Available records
:::::

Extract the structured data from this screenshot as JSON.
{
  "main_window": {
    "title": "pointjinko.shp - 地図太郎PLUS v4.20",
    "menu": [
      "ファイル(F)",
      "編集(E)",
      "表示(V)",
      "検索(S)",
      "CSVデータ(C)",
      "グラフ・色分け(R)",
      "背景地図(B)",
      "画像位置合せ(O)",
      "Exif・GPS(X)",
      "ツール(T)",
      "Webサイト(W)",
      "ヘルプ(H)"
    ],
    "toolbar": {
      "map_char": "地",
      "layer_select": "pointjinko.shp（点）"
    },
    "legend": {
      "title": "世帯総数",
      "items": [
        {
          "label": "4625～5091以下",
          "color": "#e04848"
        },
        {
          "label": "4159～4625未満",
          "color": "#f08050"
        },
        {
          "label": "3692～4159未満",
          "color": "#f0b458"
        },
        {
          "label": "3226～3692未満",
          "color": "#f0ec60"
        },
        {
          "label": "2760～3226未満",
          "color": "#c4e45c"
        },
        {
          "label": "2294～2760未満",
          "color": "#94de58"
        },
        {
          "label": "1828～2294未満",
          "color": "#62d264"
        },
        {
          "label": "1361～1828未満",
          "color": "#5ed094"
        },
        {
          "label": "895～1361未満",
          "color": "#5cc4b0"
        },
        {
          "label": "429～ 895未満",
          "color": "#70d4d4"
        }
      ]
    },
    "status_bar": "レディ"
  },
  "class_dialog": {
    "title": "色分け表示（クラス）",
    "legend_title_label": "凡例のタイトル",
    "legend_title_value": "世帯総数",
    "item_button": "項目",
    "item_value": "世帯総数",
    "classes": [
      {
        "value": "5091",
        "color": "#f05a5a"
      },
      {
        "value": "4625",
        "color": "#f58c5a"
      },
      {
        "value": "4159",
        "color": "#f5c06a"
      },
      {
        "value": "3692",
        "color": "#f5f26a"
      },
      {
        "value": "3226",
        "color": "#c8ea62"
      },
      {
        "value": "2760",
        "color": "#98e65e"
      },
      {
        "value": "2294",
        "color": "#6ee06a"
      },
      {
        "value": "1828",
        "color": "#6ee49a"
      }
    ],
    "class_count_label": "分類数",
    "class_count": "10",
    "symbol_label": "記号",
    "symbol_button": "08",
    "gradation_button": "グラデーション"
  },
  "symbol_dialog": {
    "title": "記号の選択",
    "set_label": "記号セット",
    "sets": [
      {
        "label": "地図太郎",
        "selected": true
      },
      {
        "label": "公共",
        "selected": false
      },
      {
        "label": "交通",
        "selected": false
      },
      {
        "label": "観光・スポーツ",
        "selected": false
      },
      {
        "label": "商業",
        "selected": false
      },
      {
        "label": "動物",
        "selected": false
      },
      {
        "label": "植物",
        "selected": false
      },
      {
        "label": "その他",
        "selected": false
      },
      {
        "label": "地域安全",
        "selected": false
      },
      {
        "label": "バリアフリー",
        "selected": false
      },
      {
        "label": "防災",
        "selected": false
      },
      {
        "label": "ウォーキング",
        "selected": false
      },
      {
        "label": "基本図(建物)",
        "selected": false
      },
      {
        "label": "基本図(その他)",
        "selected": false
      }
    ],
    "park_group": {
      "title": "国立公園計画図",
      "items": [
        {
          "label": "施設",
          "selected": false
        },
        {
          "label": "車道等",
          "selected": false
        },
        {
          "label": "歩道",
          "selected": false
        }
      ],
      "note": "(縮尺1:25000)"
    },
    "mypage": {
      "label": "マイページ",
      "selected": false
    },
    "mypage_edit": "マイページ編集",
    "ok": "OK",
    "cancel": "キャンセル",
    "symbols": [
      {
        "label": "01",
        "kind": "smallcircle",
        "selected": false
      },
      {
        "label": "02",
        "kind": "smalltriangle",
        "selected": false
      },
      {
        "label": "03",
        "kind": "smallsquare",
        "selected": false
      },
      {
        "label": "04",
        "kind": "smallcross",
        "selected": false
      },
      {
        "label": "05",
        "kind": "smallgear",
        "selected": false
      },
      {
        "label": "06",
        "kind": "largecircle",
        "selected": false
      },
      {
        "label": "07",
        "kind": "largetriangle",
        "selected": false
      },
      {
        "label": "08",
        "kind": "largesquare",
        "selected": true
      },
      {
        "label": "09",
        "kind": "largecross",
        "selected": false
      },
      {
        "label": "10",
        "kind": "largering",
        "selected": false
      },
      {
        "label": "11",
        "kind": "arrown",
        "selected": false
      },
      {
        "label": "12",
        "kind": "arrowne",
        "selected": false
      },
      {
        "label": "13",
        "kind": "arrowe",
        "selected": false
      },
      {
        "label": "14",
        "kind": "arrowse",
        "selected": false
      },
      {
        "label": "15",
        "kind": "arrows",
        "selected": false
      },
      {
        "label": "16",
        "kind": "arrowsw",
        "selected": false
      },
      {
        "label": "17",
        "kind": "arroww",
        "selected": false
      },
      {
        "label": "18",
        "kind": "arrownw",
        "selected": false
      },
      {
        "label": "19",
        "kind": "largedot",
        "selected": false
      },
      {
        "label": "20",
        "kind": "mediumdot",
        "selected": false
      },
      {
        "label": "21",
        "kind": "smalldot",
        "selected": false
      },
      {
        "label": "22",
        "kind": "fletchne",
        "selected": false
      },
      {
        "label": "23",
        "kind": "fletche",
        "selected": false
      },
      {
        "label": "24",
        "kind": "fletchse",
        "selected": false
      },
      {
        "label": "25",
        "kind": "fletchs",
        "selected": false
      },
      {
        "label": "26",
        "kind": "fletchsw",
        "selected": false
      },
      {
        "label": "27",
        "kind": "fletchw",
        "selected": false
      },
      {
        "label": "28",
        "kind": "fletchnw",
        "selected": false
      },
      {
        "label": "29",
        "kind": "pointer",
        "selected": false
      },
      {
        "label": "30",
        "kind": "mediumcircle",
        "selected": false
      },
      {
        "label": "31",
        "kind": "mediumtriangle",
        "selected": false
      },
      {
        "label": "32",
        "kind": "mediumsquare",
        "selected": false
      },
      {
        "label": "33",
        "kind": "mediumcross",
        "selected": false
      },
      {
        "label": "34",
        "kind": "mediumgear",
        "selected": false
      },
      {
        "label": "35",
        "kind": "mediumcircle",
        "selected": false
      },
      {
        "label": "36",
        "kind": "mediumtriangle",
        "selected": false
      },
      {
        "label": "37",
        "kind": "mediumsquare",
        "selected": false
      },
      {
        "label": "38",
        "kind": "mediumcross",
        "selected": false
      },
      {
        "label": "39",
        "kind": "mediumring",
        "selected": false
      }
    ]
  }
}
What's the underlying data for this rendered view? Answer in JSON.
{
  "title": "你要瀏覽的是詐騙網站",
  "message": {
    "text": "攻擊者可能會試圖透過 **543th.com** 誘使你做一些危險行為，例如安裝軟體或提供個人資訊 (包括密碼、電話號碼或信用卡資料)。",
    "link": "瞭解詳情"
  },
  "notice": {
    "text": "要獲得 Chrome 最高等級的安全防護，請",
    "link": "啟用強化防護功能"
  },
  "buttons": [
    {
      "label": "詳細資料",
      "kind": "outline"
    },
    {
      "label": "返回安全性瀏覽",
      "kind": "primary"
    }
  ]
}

:::::

Stated goal
Recopy the entries above in their entirety, exactly.

Problem solution
Extract the structured data from this screenshot as JSON.
{
  "main_window": {
    "title": "pointjinko.shp - 地図太郎PLUS v4.20",
    "menu": [
      "ファイル(F)",
      "編集(E)",
      "表示(V)",
      "検索(S)",
      "CSVデータ(C)",
      "グラフ・色分け(R)",
      "背景地図(B)",
      "画像位置合せ(O)",
      "Exif・GPS(X)",
      "ツール(T)",
      "Webサイト(W)",
      "ヘルプ(H)"
    ],
    "toolbar": {
      "map_char": "地",
      "layer_select": "pointjinko.shp（点）"
    },
    "legend": {
      "title": "世帯総数",
      "items": [
        {
          "label": "4625～5091以下",
          "color": "#e04848"
        },
        {
          "label": "4159～4625未満",
          "color": "#f08050"
        },
        {
          "label": "3692～4159未満",
          "color": "#f0b458"
        },
        {
          "label": "3226～3692未満",
          "color": "#f0ec60"
        },
        {
          "label": "2760～3226未満",
          "color": "#c4e45c"
        },
        {
          "label": "2294～2760未満",
          "color": "#94de58"
        },
        {
          "label": "1828～2294未満",
          "color": "#62d264"
        },
        {
          "label": "1361～1828未満",
          "color": "#5ed094"
        },
        {
          "label": "895～1361未満",
          "color": "#5cc4b0"
        },
        {
          "label": "429～ 895未満",
          "color": "#70d4d4"
        }
      ]
    },
    "status_bar": "レディ"
  },
  "class_dialog": {
    "title": "色分け表示（クラス）",
    "legend_title_label": "凡例のタイトル",
    "legend_title_value": "世帯総数",
    "item_button": "項目",
    "item_value": "世帯総数",
    "classes": [
      {
        "value": "5091",
        "color": "#f05a5a"
      },
      {
        "value": "4625",
        "color": "#f58c5a"
      },
      {
        "value": "4159",
        "color": "#f5c06a"
      },
      {
        "value": "3692",
        "color": "#f5f26a"
      },
      {
        "value": "3226",
        "color": "#c8ea62"
      },
      {
        "value": "2760",
        "color": "#98e65e"
      },
      {
        "value": "2294",
        "color": "#6ee06a"
      },
      {
        "value": "1828",
        "color": "#6ee49a"
      }
    ],
    "class_count_label": "分類数",
    "class_count": "10",
    "symbol_label": "記号",
    "symbol_button": "08",
    "gradation_button": "グラデーション"
  },
  "symbol_dialog": {
    "title": "記号の選択",
    "set_label": "記号セット",
    "sets": [
      {
        "label": "地図太郎",
        "selected": true
      },
      {
        "label": "公共",
        "selected": false
      },
      {
        "label": "交通",
        "selected": false
      },
      {
        "label": "観光・スポーツ",
        "selected": false
      },
      {
        "label": "商業",
        "selected": false
      },
      {
        "label": "動物",
        "selected": false
      },
      {
        "label": "植物",
        "selected": false
      },
      {
        "label": "その他",
        "selected": false
      },
      {
        "label": "地域安全",
        "selected": false
      },
      {
        "label": "バリアフリー",
        "selected": false
      },
      {
        "label": "防災",
        "selected": false
      },
      {
        "label": "ウォーキング",
        "selected": false
      },
      {
        "label": "基本図(建物)",
        "selected": false
      },
      {
        "label": "基本図(その他)",
        "selected": false
      }
    ],
    "park_group": {
      "title": "国立公園計画図",
      "items": [
        {
          "label": "施設",
          "selected": false
        },
        {
          "label": "車道等",
          "selected": false
        },
        {
          "label": "歩道",
          "selected": false
        }
      ],
      "note": "(縮尺1:25000)"
    },
    "mypage": {
      "label": "マイページ",
      "selected": false
    },
    "mypage_edit": "マイページ編集",
    "ok": "OK",
    "cancel": "キャンセル",
    "symbols": [
      {
        "label": "01",
        "kind": "smallcircle",
        "selected": false
      },
      {
        "label": "02",
        "kind": "smalltriangle",
        "selected": false
      },
      {
        "label": "03",
        "kind": "smallsquare",
        "selected": false
      },
      {
        "label": "04",
        "kind": "smallcross",
        "selected": false
      },
      {
        "label": "05",
        "kind": "smallgear",
        "selected": false
      },
      {
        "label": "06",
        "kind": "largecircle",
        "selected": false
      },
      {
        "label": "07",
        "kind": "largetriangle",
        "selected": false
      },
      {
        "label": "08",
        "kind": "largesquare",
        "selected": true
      },
      {
        "label": "09",
        "kind": "largecross",
        "selected": false
      },
      {
        "label": "10",
        "kind": "largering",
        "selected": false
      },
      {
        "label": "11",
        "kind": "arrown",
        "selected": false
      },
      {
        "label": "12",
        "kind": "arrowne",
        "selected": false
      },
      {
        "label": "13",
        "kind": "arrowe",
        "selected": false
      },
      {
        "label": "14",
        "kind": "arrowse",
        "selected": false
      },
      {
        "label": "15",
        "kind": "arrows",
        "selected": false
      },
      {
        "label": "16",
        "kind": "arrowsw",
        "selected": false
      },
      {
        "label": "17",
        "kind": "arroww",
        "selected": false
      },
      {
        "label": "18",
        "kind": "arrownw",
        "selected": false
      },
      {
        "label": "19",
        "kind": "largedot",
        "selected": false
      },
      {
        "label": "20",
        "kind": "mediumdot",
        "selected": false
      },
      {
        "label": "21",
        "kind": "smalldot",
        "selected": false
      },
      {
        "label": "22",
        "kind": "fletchne",
        "selected": false
      },
      {
        "label": "23",
        "kind": "fletche",
        "selected": false
      },
      {
        "label": "24",
        "kind": "fletchse",
        "selected": false
      },
      {
        "label": "25",
        "kind": "fletchs",
        "selected": false
      },
      {
        "label": "26",
        "kind": "fletchsw",
        "selected": false
      },
      {
        "label": "27",
        "kind": "fletchw",
        "selected": false
      },
      {
        "label": "28",
        "kind": "fletchnw",
        "selected": false
      },
      {
        "label": "29",
        "kind": "pointer",
        "selected": false
      },
      {
        "label": "30",
        "kind": "mediumcircle",
        "selected": false
      },
      {
        "label": "31",
        "kind": "mediumtriangle",
        "selected": false
      },
      {
        "label": "32",
        "kind": "mediumsquare",
        "selected": false
      },
      {
        "label": "33",
        "kind": "mediumcross",
        "selected": false
      },
      {
        "label": "34",
        "kind": "mediumgear",
        "selected": false
      },
      {
        "label": "35",
        "kind": "mediumcircle",
        "selected": false
      },
      {
        "label": "36",
        "kind": "mediumtriangle",
        "selected": false
      },
      {
        "label": "37",
        "kind": "mediumsquare",
        "selected": false
      },
      {
        "label": "38",
        "kind": "mediumcross",
        "selected": false
      },
      {
        "label": "39",
        "kind": "mediumring",
        "selected": false
      }
    ]
  }
}
What's the underlying data for this rendered view? Answer in JSON.
{
  "title": "你要瀏覽的是詐騙網站",
  "message": {
    "text": "攻擊者可能會試圖透過 **543th.com** 誘使你做一些危險行為，例如安裝軟體或提供個人資訊 (包括密碼、電話號碼或信用卡資料)。",
    "link": "瞭解詳情"
  },
  "notice": {
    "text": "要獲得 Chrome 最高等級的安全防護，請",
    "link": "啟用強化防護功能"
  },
  "buttons": [
    {
      "label": "詳細資料",
      "kind": "outline"
    },
    {
      "label": "返回安全性瀏覽",
      "kind": "primary"
    }
  ]
}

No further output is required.